┌──

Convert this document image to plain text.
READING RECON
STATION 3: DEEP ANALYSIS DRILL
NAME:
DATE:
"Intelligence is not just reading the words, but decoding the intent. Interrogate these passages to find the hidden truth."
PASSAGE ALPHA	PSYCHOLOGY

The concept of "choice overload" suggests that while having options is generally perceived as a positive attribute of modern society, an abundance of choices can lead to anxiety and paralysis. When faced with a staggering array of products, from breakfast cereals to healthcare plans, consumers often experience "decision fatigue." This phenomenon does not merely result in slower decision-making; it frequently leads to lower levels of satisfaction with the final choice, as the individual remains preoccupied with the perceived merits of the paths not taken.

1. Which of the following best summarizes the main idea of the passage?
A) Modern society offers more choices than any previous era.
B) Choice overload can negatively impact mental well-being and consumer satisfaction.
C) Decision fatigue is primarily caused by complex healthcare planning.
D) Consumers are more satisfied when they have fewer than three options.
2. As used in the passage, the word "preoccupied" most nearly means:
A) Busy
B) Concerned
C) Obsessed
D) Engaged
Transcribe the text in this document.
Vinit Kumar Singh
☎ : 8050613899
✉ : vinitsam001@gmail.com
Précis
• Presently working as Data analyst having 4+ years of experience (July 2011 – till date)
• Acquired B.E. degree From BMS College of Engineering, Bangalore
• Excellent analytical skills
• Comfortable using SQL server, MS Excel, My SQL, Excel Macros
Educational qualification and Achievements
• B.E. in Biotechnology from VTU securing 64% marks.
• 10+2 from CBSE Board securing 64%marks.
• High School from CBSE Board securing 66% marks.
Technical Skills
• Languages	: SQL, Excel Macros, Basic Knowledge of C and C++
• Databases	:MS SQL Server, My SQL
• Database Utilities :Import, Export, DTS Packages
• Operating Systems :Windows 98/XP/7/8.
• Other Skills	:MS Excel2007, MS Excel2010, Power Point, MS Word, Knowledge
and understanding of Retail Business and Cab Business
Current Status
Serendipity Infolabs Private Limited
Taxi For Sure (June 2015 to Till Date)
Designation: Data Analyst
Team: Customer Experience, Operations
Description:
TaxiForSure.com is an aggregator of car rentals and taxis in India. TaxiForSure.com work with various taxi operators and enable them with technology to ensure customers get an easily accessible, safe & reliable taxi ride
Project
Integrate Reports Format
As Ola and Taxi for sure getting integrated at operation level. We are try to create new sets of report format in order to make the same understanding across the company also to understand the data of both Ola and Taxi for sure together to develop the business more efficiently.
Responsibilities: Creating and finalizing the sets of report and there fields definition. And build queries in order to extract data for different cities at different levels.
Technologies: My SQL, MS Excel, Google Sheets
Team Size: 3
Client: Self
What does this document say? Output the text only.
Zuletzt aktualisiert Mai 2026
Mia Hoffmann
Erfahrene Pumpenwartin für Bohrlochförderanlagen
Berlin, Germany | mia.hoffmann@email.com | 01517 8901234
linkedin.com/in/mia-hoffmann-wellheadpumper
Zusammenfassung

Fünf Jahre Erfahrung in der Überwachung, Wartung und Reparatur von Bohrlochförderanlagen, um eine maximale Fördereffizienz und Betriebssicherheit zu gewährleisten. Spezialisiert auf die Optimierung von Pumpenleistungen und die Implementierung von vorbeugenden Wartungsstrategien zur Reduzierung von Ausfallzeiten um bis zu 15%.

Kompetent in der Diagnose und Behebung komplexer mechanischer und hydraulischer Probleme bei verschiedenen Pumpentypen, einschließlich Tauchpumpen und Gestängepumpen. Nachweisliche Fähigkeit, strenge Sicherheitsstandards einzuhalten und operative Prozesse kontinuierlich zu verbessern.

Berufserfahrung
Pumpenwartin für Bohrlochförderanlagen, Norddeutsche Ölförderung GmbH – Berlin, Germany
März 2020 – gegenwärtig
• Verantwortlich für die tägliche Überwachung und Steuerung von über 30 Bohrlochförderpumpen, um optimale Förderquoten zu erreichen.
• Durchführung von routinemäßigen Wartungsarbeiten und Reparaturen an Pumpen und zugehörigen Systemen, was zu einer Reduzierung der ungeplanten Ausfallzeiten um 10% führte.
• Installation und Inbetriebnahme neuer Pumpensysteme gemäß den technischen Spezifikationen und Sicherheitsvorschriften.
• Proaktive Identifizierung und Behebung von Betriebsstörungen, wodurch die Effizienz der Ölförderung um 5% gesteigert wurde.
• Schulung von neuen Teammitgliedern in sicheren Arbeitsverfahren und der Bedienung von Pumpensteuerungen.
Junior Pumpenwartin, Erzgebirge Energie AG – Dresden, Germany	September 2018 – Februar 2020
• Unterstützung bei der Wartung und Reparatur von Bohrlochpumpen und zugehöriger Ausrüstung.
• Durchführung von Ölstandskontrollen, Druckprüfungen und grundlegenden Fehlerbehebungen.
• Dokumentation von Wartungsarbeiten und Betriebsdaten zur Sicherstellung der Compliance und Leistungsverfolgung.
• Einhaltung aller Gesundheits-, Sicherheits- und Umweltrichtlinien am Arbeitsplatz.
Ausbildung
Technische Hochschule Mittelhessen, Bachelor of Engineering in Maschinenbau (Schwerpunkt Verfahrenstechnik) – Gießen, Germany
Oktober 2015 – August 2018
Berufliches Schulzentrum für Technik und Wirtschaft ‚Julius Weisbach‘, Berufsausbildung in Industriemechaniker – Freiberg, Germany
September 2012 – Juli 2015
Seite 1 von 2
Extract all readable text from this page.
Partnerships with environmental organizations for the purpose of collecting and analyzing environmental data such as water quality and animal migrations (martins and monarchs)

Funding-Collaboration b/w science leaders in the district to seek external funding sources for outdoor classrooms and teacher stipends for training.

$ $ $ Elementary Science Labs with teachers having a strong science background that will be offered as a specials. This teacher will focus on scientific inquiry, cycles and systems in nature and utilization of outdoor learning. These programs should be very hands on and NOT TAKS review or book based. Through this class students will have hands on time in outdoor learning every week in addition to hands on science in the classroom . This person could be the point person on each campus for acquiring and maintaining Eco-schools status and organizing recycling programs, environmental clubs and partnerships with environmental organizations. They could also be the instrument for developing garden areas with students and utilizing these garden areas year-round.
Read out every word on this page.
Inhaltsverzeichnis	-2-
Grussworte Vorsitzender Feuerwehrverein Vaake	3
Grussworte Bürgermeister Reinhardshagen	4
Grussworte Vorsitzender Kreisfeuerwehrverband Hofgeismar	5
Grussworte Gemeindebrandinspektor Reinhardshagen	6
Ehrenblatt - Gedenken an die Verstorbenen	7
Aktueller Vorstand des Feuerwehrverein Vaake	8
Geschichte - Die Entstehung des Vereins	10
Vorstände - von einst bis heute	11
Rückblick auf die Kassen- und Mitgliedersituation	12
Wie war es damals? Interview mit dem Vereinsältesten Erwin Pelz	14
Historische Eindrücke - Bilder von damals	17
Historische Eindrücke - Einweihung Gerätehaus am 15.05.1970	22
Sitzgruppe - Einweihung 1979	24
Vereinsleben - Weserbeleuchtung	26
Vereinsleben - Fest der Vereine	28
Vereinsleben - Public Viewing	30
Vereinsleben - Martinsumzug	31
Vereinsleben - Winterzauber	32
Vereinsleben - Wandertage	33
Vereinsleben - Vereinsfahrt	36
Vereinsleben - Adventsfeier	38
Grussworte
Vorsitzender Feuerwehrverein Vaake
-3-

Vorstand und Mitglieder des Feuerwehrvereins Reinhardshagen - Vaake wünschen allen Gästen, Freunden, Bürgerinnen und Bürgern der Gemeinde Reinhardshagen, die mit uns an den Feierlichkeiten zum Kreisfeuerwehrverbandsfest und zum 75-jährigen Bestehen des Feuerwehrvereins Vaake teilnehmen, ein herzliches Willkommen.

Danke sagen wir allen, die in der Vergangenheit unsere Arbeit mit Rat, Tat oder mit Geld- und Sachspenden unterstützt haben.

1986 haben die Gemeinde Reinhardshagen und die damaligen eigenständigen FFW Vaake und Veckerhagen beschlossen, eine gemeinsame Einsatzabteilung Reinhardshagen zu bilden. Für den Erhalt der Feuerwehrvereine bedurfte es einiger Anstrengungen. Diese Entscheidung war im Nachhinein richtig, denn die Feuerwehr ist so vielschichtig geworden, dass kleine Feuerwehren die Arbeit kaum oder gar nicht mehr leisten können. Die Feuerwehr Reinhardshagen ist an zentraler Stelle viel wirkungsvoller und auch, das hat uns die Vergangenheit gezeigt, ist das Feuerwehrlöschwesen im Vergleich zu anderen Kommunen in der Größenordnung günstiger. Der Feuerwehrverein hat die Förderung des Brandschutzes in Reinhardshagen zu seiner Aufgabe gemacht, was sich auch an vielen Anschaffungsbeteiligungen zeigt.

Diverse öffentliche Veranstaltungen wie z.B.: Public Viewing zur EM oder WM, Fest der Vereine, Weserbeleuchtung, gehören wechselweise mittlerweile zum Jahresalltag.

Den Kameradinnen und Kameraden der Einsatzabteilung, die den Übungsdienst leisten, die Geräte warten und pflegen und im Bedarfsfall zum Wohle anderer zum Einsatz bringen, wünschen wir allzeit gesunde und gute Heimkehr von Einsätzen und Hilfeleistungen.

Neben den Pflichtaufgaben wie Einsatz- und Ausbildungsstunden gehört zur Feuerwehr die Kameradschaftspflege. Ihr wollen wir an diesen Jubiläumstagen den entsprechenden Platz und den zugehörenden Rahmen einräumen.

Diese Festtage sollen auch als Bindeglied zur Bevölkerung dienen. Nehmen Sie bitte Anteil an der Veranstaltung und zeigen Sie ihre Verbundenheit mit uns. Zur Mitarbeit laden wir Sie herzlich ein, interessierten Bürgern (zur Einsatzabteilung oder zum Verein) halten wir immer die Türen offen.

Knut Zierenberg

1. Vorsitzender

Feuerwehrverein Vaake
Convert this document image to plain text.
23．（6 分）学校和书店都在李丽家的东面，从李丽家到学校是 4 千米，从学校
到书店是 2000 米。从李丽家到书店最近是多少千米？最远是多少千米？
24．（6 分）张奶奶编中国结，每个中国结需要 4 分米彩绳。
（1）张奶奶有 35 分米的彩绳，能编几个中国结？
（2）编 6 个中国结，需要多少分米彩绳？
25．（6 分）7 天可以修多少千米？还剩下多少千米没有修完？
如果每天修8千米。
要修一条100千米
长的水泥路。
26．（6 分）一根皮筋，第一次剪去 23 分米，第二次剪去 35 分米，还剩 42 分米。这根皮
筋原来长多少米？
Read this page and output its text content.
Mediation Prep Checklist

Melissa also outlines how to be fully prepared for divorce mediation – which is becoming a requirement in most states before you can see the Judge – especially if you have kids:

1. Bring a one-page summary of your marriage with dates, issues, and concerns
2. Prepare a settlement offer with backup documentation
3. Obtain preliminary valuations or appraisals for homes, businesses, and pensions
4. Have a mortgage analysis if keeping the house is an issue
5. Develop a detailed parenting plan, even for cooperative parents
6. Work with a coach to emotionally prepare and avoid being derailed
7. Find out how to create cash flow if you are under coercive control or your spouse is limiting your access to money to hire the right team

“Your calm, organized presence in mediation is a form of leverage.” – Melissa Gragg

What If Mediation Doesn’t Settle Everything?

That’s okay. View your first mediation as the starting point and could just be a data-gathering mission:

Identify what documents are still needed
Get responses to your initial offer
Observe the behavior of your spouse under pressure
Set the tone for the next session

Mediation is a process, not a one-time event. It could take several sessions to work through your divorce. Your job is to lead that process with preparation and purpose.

└──

Directions:
Find every line in the records that contains the word "Board"; copy those lines.

Response for this exercise:
• 10+2 from CBSE Board securing 64%marks.
• High School from CBSE Board securing 66% marks.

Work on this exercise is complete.